> **Input records**:
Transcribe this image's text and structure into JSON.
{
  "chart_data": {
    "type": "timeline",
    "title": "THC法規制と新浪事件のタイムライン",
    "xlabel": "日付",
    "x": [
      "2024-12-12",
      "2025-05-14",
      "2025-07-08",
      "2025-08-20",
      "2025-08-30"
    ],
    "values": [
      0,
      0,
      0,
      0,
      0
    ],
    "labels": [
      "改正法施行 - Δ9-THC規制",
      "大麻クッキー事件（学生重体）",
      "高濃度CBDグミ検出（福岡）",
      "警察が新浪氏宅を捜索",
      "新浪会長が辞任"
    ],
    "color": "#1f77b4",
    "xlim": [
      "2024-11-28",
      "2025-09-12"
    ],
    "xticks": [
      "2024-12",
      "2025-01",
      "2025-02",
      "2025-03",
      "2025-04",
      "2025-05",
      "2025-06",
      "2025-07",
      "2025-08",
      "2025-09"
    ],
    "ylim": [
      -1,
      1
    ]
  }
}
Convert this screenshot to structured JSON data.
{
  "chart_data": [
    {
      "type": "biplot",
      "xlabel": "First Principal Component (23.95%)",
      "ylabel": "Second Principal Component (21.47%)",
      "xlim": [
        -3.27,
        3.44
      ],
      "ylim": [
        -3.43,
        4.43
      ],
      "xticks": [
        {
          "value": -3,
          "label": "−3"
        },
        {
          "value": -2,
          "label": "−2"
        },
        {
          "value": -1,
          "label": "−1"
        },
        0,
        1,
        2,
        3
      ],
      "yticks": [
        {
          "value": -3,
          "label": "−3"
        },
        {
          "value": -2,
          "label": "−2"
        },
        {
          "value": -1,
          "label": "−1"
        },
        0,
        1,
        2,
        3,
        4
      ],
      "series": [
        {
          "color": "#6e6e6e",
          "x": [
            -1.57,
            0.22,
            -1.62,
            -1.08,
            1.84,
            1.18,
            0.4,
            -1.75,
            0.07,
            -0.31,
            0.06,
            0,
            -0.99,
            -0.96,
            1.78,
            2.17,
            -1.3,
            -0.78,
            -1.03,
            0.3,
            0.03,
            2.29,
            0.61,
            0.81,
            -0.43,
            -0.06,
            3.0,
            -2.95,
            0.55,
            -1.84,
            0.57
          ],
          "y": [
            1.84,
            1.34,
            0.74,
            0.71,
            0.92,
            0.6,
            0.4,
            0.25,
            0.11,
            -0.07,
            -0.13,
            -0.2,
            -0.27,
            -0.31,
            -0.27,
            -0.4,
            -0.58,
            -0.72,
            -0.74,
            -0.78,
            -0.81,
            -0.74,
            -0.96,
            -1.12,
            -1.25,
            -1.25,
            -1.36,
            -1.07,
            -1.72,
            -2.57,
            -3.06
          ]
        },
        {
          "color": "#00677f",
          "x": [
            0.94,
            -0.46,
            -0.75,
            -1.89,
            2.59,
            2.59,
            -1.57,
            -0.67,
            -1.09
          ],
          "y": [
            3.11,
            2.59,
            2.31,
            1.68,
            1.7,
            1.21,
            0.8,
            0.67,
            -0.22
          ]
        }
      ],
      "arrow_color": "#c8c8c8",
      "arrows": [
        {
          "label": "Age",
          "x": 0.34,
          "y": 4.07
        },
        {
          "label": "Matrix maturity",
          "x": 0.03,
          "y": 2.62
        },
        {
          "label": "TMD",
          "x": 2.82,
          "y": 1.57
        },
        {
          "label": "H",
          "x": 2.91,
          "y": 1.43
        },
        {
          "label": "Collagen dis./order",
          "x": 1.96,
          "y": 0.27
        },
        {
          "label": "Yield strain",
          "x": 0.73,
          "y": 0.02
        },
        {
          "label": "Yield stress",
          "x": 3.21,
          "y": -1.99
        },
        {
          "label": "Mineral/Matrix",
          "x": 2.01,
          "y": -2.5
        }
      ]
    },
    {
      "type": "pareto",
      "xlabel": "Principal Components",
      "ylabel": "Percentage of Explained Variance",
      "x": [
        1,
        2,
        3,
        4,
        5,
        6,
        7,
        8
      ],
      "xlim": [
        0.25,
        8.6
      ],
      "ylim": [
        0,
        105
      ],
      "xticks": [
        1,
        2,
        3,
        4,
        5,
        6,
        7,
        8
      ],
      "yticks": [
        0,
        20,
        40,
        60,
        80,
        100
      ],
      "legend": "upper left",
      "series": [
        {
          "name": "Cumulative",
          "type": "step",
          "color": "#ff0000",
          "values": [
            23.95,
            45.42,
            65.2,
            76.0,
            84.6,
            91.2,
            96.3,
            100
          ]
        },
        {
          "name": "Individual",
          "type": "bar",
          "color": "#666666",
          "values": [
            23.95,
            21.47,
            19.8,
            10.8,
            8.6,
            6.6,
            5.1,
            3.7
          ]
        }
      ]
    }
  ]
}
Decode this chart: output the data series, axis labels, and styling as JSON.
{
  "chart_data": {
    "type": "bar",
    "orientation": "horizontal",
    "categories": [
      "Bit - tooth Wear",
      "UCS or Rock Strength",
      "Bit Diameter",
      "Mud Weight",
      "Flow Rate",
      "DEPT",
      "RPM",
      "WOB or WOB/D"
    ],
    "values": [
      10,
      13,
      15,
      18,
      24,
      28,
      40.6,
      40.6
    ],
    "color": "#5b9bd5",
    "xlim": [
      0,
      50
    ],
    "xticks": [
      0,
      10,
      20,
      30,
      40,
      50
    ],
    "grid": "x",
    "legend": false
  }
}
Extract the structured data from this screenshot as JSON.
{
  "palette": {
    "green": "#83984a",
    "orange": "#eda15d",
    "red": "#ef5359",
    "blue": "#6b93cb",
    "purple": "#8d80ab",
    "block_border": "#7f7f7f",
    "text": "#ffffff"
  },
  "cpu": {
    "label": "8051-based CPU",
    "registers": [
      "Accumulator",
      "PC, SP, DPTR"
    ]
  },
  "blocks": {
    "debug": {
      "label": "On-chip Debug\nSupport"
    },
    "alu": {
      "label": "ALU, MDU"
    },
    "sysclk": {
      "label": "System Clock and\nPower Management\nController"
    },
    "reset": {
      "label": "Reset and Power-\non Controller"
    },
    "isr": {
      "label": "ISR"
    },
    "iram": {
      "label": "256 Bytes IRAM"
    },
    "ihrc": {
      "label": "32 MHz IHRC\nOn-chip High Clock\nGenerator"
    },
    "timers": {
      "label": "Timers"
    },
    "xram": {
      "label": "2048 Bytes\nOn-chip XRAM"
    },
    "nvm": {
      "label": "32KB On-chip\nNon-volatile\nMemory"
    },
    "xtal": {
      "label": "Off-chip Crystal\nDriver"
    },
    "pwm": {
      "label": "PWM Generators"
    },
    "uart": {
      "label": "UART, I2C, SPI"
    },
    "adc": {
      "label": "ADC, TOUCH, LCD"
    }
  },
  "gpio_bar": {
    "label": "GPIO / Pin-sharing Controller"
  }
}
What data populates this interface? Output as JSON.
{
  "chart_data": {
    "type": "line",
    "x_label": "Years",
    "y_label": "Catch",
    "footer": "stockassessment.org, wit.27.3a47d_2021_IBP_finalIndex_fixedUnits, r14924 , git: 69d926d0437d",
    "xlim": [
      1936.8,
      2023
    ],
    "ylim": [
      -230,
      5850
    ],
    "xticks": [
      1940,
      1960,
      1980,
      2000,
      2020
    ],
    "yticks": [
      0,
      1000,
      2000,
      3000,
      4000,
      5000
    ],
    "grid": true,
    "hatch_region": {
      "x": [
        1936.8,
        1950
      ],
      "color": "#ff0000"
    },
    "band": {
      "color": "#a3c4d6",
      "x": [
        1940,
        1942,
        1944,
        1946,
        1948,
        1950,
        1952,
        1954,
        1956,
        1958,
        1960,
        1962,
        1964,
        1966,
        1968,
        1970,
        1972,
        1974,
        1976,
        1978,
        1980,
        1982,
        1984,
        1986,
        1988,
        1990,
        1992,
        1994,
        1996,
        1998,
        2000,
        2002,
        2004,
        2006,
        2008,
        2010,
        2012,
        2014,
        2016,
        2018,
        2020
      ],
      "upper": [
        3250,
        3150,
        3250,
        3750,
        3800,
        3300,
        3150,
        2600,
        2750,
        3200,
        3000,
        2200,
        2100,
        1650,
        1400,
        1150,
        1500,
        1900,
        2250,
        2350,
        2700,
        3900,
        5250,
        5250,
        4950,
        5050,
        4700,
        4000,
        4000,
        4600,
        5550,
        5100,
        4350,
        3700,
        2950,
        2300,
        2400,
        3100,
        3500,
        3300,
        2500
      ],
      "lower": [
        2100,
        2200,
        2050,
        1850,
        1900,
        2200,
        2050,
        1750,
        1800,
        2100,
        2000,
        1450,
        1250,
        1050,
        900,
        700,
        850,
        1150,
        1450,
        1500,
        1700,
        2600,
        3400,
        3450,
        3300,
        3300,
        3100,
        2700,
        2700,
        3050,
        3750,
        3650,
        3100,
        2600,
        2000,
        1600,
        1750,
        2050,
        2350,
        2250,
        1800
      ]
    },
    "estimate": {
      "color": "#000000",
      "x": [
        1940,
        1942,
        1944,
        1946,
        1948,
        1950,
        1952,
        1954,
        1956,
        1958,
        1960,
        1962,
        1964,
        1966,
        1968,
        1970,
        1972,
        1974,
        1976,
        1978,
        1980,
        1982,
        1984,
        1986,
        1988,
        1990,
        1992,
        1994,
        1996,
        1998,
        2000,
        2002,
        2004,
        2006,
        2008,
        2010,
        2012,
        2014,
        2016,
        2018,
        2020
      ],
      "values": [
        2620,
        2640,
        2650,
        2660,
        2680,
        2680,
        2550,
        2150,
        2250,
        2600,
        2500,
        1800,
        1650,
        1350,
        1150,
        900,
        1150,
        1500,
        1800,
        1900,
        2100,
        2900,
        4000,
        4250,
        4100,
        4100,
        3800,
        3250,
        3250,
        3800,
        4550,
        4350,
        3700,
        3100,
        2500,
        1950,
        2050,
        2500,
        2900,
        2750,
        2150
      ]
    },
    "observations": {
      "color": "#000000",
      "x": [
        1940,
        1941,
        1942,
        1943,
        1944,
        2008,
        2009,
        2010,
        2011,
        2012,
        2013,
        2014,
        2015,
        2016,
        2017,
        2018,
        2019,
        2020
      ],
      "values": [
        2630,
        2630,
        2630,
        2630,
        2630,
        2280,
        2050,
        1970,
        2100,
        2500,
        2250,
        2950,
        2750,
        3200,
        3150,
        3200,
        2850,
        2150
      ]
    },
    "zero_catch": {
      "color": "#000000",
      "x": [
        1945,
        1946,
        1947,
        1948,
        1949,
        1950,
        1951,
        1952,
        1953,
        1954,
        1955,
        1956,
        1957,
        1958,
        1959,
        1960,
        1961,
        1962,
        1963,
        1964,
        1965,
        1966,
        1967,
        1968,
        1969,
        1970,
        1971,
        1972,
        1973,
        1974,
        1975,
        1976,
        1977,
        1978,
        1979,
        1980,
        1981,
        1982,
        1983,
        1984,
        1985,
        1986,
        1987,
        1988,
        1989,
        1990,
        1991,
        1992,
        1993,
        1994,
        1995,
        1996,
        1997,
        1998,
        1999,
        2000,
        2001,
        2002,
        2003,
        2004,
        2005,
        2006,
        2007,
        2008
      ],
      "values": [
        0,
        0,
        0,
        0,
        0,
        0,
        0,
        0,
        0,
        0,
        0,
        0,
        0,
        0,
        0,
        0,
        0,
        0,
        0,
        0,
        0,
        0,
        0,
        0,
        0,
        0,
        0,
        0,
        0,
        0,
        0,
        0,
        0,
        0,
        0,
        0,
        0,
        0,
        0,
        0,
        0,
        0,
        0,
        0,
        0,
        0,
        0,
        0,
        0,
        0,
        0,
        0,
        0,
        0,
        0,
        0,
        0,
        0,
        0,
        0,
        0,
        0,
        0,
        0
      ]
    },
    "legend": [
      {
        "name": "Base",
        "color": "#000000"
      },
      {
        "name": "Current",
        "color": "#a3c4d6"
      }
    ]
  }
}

> **What to do**: In the entries above, find each line with the word "structured" and show it.

> **Expected output**:
Convert this screenshot to structured JSON data.
Extract the structured data from this screenshot as JSON.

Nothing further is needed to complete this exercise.